→ Information supplied:
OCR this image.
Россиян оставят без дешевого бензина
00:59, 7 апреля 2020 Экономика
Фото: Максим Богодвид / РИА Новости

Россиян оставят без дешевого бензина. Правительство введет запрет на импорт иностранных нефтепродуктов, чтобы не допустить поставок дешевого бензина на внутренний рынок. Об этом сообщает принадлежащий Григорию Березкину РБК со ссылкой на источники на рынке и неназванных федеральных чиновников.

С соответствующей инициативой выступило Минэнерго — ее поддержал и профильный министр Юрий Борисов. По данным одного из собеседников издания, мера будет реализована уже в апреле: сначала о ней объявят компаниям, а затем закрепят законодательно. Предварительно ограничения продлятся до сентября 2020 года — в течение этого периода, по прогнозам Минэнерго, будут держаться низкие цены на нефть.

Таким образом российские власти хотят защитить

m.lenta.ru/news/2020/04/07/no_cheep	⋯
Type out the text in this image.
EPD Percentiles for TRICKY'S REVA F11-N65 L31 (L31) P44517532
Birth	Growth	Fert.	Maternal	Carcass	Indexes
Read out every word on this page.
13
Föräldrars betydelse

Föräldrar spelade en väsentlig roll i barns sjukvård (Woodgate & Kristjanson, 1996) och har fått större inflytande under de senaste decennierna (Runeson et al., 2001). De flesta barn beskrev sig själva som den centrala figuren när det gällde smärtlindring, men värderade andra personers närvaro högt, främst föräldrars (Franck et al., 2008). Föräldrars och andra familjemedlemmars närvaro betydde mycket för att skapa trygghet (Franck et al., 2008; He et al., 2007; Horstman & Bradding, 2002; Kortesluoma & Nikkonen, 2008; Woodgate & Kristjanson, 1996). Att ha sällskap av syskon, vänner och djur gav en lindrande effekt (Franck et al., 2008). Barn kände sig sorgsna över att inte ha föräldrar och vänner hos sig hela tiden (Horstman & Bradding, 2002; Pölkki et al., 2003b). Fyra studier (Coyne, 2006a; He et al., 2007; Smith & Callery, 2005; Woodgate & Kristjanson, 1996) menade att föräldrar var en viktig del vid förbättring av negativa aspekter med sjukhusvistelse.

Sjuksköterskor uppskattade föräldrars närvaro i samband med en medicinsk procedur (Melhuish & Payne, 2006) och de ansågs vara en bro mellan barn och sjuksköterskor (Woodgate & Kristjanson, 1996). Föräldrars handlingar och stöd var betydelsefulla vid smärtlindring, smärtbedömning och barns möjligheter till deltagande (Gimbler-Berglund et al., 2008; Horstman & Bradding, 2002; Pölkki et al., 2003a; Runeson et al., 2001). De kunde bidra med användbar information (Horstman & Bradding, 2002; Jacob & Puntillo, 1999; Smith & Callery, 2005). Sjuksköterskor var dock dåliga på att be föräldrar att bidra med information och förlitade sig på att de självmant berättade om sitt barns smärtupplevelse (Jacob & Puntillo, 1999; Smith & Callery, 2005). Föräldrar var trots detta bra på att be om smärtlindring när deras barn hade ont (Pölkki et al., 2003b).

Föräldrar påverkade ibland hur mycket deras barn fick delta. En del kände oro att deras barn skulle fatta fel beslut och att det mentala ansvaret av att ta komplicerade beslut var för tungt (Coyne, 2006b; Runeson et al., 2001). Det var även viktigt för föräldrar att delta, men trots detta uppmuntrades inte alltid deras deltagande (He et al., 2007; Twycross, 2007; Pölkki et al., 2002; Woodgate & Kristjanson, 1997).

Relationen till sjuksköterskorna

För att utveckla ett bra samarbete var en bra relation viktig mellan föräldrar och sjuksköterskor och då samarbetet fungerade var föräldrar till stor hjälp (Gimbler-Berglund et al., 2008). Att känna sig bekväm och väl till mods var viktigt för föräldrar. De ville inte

→ Exercise: Set down every record above exactly as given.

→ Output below:
OCR this image.
Россиян оставят без дешевого бензина
00:59, 7 апреля 2020 Экономика
Фото: Максим Богодвид / РИА Новости

Россиян оставят без дешевого бензина. Правительство введет запрет на импорт иностранных нефтепродуктов, чтобы не допустить поставок дешевого бензина на внутренний рынок. Об этом сообщает принадлежащий Григорию Березкину РБК со ссылкой на источники на рынке и неназванных федеральных чиновников.

С соответствующей инициативой выступило Минэнерго — ее поддержал и профильный министр Юрий Борисов. По данным одного из собеседников издания, мера будет реализована уже в апреле: сначала о ней объявят компаниям, а затем закрепят законодательно. Предварительно ограничения продлятся до сентября 2020 года — в течение этого периода, по прогнозам Минэнерго, будут держаться низкие цены на нефть.

Таким образом российские власти хотят защитить

m.lenta.ru/news/2020/04/07/no_cheep	⋯
Type out the text in this image.
EPD Percentiles for TRICKY'S REVA F11-N65 L31 (L31) P44517532
Birth	Growth	Fert.	Maternal	Carcass	Indexes
Read out every word on this page.
13
Föräldrars betydelse

Föräldrar spelade en väsentlig roll i barns sjukvård (Woodgate & Kristjanson, 1996) och har fått större inflytande under de senaste decennierna (Runeson et al., 2001). De flesta barn beskrev sig själva som den centrala figuren när det gällde smärtlindring, men värderade andra personers närvaro högt, främst föräldrars (Franck et al., 2008). Föräldrars och andra familjemedlemmars närvaro betydde mycket för att skapa trygghet (Franck et al., 2008; He et al., 2007; Horstman & Bradding, 2002; Kortesluoma & Nikkonen, 2008; Woodgate & Kristjanson, 1996). Att ha sällskap av syskon, vänner och djur gav en lindrande effekt (Franck et al., 2008). Barn kände sig sorgsna över att inte ha föräldrar och vänner hos sig hela tiden (Horstman & Bradding, 2002; Pölkki et al., 2003b). Fyra studier (Coyne, 2006a; He et al., 2007; Smith & Callery, 2005; Woodgate & Kristjanson, 1996) menade att föräldrar var en viktig del vid förbättring av negativa aspekter med sjukhusvistelse.

Sjuksköterskor uppskattade föräldrars närvaro i samband med en medicinsk procedur (Melhuish & Payne, 2006) och de ansågs vara en bro mellan barn och sjuksköterskor (Woodgate & Kristjanson, 1996). Föräldrars handlingar och stöd var betydelsefulla vid smärtlindring, smärtbedömning och barns möjligheter till deltagande (Gimbler-Berglund et al., 2008; Horstman & Bradding, 2002; Pölkki et al., 2003a; Runeson et al., 2001). De kunde bidra med användbar information (Horstman & Bradding, 2002; Jacob & Puntillo, 1999; Smith & Callery, 2005). Sjuksköterskor var dock dåliga på att be föräldrar att bidra med information och förlitade sig på att de självmant berättade om sitt barns smärtupplevelse (Jacob & Puntillo, 1999; Smith & Callery, 2005). Föräldrar var trots detta bra på att be om smärtlindring när deras barn hade ont (Pölkki et al., 2003b).

Föräldrar påverkade ibland hur mycket deras barn fick delta. En del kände oro att deras barn skulle fatta fel beslut och att det mentala ansvaret av att ta komplicerade beslut var för tungt (Coyne, 2006b; Runeson et al., 2001). Det var även viktigt för föräldrar att delta, men trots detta uppmuntrades inte alltid deras deltagande (He et al., 2007; Twycross, 2007; Pölkki et al., 2002; Woodgate & Kristjanson, 1997).

Relationen till sjuksköterskorna

För att utveckla ett bra samarbete var en bra relation viktig mellan föräldrar och sjuksköterskor och då samarbetet fungerade var föräldrar till stor hjälp (Gimbler-Berglund et al., 2008). Att känna sig bekväm och väl till mods var viktigt för föräldrar. De ville inte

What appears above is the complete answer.